## Listed entries
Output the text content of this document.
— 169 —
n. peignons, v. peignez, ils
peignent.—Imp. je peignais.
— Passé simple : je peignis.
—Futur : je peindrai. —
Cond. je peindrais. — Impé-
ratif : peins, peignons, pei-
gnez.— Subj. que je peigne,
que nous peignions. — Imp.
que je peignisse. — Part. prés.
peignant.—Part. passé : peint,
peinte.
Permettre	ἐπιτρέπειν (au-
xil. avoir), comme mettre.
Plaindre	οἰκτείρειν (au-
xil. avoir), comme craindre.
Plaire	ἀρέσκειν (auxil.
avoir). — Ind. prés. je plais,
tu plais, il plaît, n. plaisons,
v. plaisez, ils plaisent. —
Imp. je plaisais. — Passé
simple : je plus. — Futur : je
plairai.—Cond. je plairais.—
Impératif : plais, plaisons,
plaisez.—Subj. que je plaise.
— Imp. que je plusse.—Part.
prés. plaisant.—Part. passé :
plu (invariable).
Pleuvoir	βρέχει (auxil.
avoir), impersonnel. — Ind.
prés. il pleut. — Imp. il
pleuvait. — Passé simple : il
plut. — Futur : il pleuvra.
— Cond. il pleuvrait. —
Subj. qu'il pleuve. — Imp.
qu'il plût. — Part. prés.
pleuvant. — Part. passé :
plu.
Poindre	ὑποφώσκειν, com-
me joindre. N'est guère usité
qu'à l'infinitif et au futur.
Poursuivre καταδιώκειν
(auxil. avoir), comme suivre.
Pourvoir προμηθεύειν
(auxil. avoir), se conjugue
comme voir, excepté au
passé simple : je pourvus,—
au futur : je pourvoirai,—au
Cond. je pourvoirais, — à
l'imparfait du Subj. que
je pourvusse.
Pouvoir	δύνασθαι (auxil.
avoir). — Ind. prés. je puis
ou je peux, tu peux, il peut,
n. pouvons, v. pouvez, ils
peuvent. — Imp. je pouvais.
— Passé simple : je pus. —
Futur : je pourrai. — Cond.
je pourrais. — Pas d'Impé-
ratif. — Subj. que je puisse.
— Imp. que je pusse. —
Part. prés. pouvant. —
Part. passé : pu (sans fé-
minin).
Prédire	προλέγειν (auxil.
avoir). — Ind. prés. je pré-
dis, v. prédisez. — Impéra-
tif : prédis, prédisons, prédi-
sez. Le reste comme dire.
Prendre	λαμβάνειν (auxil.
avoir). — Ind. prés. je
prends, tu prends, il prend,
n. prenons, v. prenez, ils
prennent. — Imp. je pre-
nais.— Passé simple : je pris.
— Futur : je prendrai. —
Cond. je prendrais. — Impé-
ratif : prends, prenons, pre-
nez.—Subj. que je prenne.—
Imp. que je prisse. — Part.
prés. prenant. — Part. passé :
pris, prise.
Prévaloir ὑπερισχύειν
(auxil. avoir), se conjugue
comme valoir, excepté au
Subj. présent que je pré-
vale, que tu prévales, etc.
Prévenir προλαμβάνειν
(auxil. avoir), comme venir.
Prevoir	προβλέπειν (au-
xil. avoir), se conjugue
==
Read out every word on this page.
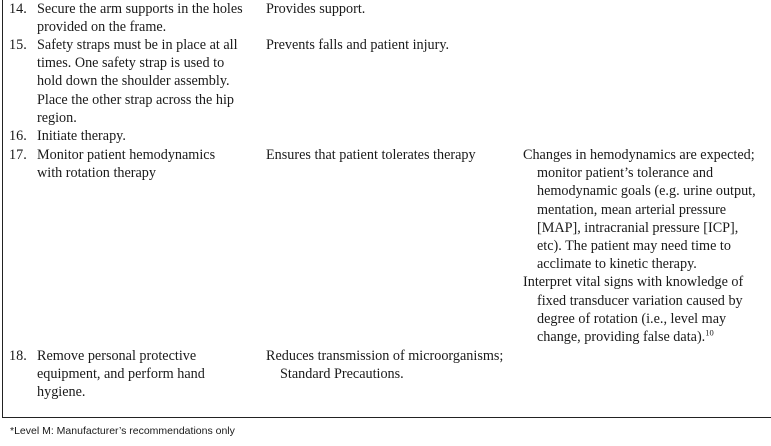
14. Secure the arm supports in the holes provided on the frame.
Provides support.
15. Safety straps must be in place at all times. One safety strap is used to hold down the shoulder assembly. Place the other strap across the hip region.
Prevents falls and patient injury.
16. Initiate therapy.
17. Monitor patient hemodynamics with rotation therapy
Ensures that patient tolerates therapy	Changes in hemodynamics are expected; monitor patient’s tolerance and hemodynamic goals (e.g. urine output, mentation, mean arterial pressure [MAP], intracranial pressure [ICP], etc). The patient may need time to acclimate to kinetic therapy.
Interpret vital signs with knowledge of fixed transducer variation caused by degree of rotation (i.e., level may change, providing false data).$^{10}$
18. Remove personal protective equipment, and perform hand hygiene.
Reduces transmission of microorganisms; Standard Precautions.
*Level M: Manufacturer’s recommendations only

## Task prompt
List all lines holding the string "hemodynamics".

## Exercise solution
17. Monitor patient hemodynamics with rotation therapy
Ensures that patient tolerates therapy	Changes in hemodynamics are expected; monitor patient’s tolerance and hemodynamic goals (e.g. urine output, mentation, mean arterial pressure [MAP], intracranial pressure [ICP], etc). The patient may need time to acclimate to kinetic therapy.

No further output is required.